# Written request
Identify the lines containing the word "first". Copy each one.

(Data listing)
— start —
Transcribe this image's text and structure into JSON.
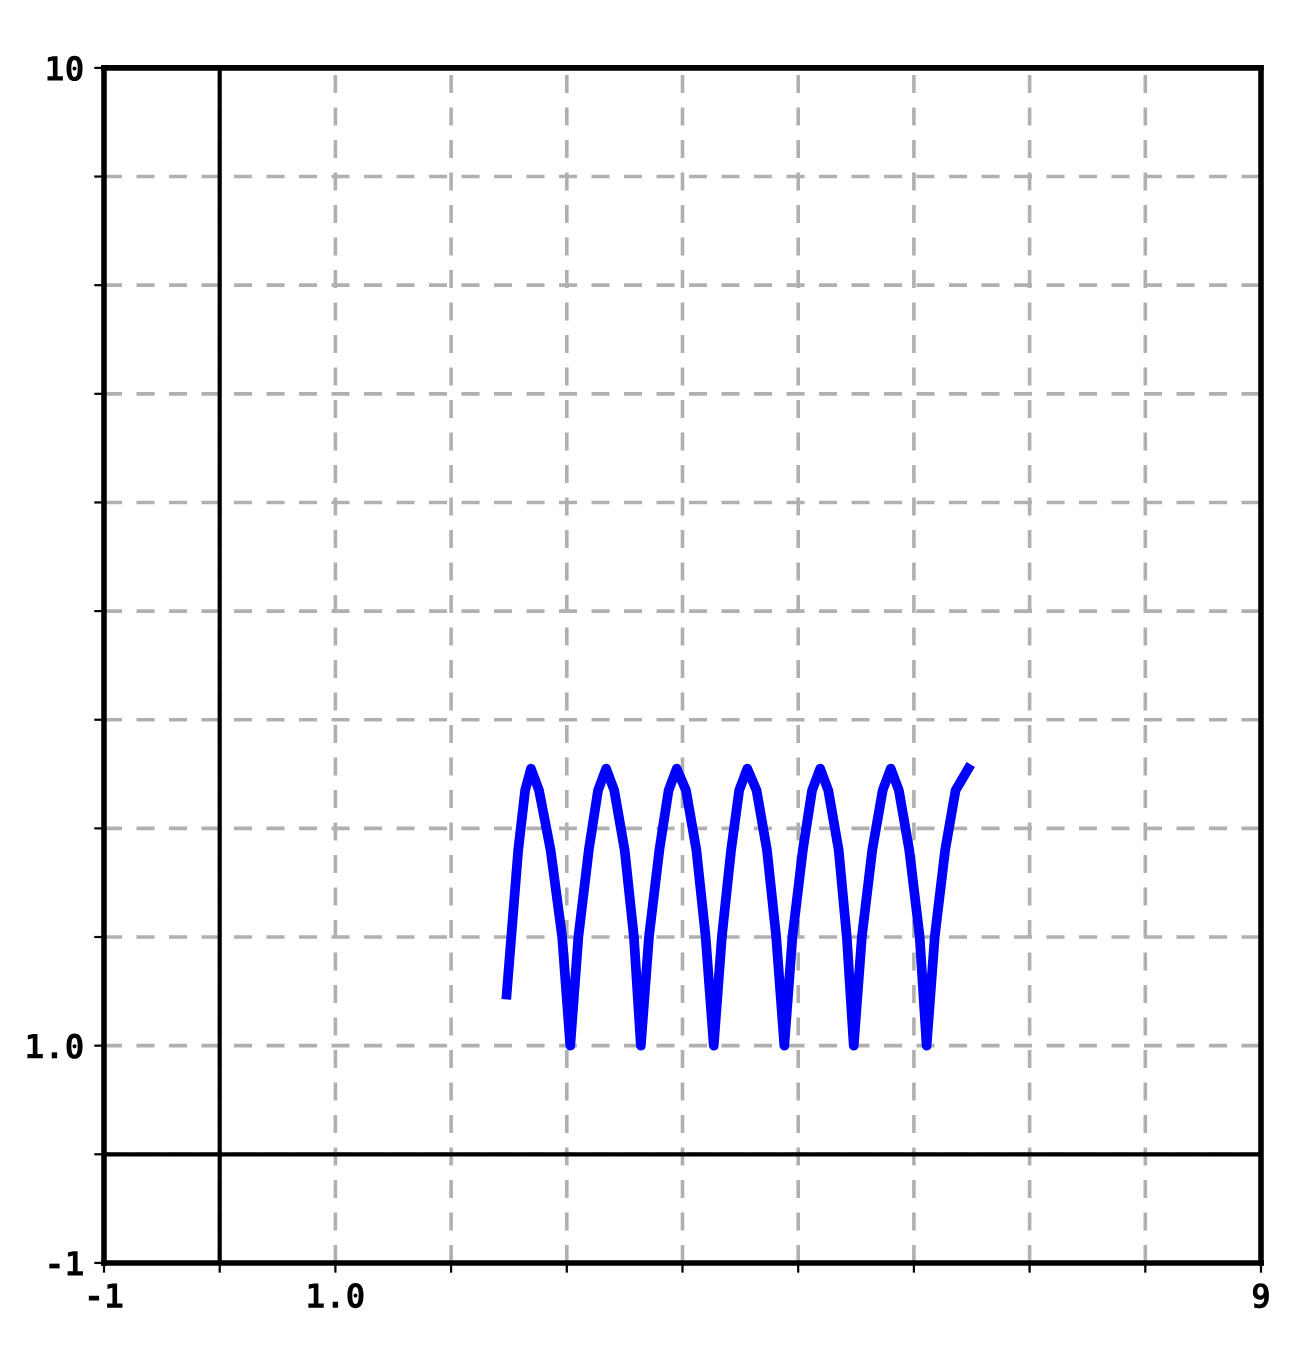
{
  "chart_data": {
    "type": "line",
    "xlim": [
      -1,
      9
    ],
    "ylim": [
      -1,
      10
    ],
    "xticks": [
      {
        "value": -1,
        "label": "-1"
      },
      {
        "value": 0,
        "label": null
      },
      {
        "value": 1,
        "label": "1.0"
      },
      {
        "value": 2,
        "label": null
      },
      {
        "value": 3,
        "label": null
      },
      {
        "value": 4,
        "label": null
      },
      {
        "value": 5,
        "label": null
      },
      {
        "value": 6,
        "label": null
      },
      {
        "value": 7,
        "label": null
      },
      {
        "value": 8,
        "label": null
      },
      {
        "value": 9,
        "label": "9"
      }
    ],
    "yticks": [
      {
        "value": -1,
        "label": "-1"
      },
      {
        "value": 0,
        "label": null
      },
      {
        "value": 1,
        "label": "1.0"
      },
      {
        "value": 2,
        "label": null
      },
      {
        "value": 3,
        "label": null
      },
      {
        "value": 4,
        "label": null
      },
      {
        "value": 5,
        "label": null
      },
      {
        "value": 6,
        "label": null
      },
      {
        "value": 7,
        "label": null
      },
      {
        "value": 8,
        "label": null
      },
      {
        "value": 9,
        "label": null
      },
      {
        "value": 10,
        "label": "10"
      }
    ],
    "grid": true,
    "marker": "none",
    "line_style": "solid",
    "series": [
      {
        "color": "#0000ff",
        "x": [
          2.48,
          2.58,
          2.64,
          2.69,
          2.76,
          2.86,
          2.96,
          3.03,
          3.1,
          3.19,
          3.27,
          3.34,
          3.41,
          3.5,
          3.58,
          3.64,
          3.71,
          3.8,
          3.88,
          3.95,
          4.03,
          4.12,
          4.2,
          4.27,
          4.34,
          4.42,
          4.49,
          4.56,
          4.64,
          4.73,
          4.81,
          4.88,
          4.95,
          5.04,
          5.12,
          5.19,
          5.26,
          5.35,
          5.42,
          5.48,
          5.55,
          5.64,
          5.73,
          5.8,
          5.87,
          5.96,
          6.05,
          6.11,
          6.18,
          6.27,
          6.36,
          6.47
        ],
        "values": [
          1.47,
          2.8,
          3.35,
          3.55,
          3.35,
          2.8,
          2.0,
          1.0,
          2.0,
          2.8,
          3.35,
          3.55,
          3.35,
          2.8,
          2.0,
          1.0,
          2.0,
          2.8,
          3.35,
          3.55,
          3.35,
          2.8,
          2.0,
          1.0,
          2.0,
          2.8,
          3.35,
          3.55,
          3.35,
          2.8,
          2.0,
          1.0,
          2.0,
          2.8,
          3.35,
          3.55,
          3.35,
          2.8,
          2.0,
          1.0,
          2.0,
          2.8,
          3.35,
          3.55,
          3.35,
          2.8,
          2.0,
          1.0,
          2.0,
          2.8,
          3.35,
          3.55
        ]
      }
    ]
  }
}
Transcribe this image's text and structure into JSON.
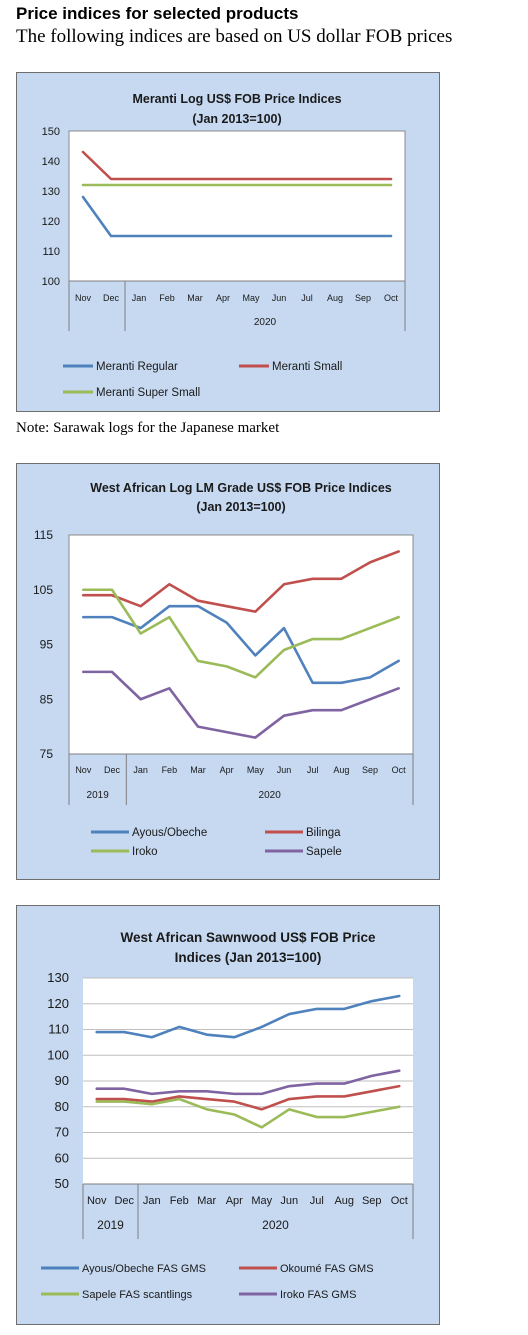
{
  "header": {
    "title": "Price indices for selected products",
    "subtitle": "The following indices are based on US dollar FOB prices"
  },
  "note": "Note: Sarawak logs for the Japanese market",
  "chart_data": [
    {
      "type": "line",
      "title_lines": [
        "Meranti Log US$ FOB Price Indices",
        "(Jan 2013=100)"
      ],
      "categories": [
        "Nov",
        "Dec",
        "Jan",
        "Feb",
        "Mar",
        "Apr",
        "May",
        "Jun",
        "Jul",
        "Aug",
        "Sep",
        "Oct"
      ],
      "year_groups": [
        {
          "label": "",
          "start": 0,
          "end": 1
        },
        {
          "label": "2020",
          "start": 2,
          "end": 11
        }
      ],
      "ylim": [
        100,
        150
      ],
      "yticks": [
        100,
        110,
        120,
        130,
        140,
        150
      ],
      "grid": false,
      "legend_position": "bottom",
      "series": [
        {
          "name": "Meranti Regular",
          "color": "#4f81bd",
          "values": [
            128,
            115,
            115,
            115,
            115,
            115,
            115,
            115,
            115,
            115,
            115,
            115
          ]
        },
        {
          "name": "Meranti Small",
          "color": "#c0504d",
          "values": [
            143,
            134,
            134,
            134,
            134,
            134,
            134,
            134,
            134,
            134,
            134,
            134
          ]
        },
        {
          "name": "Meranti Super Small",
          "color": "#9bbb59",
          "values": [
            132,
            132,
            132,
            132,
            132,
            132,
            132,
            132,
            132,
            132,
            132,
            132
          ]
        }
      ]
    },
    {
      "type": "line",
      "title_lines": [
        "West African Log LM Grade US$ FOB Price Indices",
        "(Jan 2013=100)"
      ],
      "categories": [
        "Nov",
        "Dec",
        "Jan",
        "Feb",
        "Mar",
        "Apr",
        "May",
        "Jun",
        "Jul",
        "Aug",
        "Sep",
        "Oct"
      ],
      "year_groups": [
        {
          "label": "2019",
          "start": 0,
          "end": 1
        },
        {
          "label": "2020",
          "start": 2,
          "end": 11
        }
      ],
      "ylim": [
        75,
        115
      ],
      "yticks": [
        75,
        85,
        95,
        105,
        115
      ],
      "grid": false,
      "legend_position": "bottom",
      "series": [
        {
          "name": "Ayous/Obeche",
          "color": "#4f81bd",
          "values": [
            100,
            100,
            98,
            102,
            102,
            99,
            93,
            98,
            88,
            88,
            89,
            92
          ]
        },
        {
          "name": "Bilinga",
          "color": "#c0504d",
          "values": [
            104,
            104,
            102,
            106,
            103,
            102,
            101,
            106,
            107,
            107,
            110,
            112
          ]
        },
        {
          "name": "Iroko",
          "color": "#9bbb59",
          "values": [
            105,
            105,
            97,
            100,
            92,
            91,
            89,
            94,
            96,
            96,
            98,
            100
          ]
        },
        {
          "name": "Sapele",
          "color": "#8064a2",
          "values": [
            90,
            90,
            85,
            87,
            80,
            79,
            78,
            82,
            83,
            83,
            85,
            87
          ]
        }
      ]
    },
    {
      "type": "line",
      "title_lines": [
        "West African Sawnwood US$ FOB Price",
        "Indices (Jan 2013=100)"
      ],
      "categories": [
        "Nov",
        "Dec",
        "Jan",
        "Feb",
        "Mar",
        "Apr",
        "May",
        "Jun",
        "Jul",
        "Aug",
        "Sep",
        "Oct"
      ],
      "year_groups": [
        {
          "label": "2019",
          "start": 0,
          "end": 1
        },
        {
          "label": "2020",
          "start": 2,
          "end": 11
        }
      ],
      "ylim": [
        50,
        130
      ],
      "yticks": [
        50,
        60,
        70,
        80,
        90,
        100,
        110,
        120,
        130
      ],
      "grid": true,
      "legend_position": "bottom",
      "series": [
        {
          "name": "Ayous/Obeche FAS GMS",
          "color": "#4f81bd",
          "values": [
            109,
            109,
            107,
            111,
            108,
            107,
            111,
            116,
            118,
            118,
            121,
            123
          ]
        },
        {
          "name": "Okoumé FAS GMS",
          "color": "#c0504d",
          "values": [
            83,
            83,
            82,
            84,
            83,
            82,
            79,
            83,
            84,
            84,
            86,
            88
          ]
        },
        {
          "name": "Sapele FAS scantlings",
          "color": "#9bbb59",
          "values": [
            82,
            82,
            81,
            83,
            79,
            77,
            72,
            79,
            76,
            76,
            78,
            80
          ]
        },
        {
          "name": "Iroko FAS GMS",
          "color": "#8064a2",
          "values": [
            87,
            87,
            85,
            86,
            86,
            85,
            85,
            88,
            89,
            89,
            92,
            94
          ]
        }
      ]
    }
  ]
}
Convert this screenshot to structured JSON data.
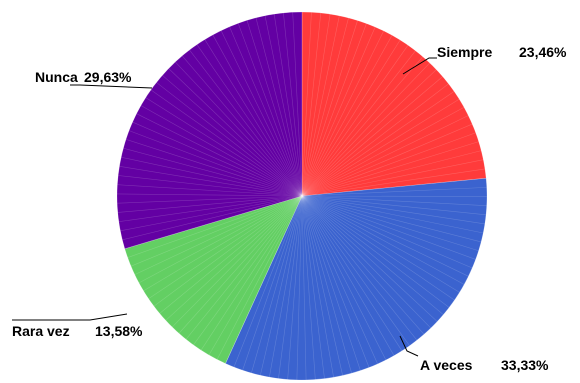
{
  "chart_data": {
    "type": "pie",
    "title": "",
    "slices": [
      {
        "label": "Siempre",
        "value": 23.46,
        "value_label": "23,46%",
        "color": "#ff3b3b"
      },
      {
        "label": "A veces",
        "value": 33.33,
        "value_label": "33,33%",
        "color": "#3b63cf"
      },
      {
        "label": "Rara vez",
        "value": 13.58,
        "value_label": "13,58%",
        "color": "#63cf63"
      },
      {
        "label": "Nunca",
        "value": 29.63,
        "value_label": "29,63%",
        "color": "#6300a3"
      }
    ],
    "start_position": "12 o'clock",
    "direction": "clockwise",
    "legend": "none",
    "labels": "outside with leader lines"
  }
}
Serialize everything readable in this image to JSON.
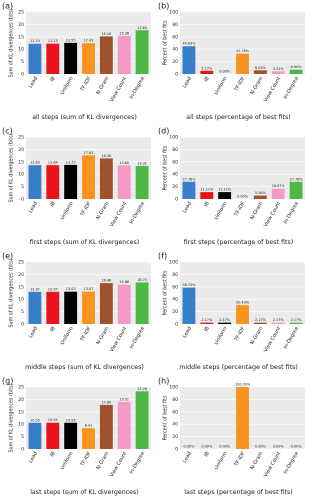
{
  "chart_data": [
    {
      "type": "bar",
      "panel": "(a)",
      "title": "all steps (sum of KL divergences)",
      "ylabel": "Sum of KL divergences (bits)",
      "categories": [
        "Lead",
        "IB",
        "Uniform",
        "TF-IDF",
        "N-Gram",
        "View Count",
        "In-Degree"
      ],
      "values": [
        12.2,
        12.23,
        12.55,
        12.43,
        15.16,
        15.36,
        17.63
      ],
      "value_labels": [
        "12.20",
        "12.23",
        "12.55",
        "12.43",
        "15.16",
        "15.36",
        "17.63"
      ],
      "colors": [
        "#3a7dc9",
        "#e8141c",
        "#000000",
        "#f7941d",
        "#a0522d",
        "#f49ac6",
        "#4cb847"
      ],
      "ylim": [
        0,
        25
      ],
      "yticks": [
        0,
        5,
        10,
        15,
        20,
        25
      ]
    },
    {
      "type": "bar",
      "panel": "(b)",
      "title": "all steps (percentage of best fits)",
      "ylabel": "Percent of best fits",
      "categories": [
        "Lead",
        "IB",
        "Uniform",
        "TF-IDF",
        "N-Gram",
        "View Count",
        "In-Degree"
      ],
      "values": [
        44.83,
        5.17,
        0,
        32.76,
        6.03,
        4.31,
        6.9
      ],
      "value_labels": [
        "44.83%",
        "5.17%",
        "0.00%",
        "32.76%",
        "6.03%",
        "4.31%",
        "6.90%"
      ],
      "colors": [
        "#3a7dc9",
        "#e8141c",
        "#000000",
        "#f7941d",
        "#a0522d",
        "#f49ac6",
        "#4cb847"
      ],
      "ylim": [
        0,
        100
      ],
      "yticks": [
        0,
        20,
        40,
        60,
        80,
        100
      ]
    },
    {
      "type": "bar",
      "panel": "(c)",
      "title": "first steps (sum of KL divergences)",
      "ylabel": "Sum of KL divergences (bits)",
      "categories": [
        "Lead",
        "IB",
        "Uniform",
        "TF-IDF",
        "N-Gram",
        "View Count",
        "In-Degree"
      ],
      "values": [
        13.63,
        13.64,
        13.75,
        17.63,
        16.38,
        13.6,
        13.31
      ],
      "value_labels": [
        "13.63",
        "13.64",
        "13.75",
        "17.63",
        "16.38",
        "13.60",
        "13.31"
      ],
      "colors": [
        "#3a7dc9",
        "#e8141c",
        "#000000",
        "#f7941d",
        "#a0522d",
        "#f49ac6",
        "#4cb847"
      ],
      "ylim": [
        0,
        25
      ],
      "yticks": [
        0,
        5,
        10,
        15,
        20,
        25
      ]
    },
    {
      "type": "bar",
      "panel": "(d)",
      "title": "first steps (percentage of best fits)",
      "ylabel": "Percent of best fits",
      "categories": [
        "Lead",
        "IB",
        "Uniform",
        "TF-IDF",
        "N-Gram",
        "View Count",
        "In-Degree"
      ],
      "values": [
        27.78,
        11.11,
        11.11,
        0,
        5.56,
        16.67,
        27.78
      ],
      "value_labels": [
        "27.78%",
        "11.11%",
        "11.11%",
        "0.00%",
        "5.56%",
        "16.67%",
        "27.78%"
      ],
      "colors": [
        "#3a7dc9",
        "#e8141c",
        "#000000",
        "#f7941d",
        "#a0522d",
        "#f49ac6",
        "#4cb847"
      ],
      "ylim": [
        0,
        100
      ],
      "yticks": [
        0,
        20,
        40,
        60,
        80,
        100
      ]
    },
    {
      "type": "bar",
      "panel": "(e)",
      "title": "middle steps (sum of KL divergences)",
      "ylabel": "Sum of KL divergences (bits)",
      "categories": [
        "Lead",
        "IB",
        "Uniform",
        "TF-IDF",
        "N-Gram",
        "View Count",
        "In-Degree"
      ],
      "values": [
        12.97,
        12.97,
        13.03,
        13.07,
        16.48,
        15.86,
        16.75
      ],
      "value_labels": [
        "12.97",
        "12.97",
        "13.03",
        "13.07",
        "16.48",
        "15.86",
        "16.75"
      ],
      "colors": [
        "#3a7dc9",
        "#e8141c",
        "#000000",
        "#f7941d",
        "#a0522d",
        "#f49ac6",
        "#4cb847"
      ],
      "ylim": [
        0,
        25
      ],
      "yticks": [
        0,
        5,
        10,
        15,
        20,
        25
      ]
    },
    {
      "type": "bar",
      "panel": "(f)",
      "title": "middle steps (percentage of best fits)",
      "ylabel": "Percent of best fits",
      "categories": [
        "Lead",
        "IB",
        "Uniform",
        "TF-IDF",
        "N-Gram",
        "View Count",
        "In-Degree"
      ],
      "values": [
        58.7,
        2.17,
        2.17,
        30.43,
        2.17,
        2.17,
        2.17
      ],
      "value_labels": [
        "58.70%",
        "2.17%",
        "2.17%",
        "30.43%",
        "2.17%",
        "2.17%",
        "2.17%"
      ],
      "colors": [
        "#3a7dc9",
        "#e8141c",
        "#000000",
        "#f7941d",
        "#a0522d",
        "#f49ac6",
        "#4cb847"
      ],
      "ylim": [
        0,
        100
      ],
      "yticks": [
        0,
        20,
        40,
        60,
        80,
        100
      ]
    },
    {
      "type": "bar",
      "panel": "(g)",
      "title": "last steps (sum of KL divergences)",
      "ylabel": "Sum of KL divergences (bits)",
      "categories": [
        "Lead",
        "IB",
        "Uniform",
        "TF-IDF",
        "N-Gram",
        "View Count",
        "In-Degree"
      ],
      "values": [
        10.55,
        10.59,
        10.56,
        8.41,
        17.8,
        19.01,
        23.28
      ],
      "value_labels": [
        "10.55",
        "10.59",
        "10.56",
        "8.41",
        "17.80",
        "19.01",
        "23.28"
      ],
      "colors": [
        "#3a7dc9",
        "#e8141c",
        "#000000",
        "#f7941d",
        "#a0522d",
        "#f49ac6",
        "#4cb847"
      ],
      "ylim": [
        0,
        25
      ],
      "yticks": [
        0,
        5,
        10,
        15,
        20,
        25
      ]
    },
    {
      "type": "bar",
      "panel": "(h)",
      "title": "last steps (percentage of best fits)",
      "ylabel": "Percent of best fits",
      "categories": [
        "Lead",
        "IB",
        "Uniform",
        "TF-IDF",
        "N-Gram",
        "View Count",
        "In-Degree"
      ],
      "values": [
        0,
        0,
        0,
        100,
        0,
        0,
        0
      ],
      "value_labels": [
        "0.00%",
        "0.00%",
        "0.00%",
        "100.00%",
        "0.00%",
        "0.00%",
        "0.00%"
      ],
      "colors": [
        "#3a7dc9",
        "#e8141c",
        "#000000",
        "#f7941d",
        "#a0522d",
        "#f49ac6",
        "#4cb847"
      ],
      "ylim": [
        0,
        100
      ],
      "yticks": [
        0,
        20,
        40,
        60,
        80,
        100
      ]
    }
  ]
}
— end —
# Response
      "title": "first steps (sum of KL divergences)",
      "title": "first steps (percentage of best fits)",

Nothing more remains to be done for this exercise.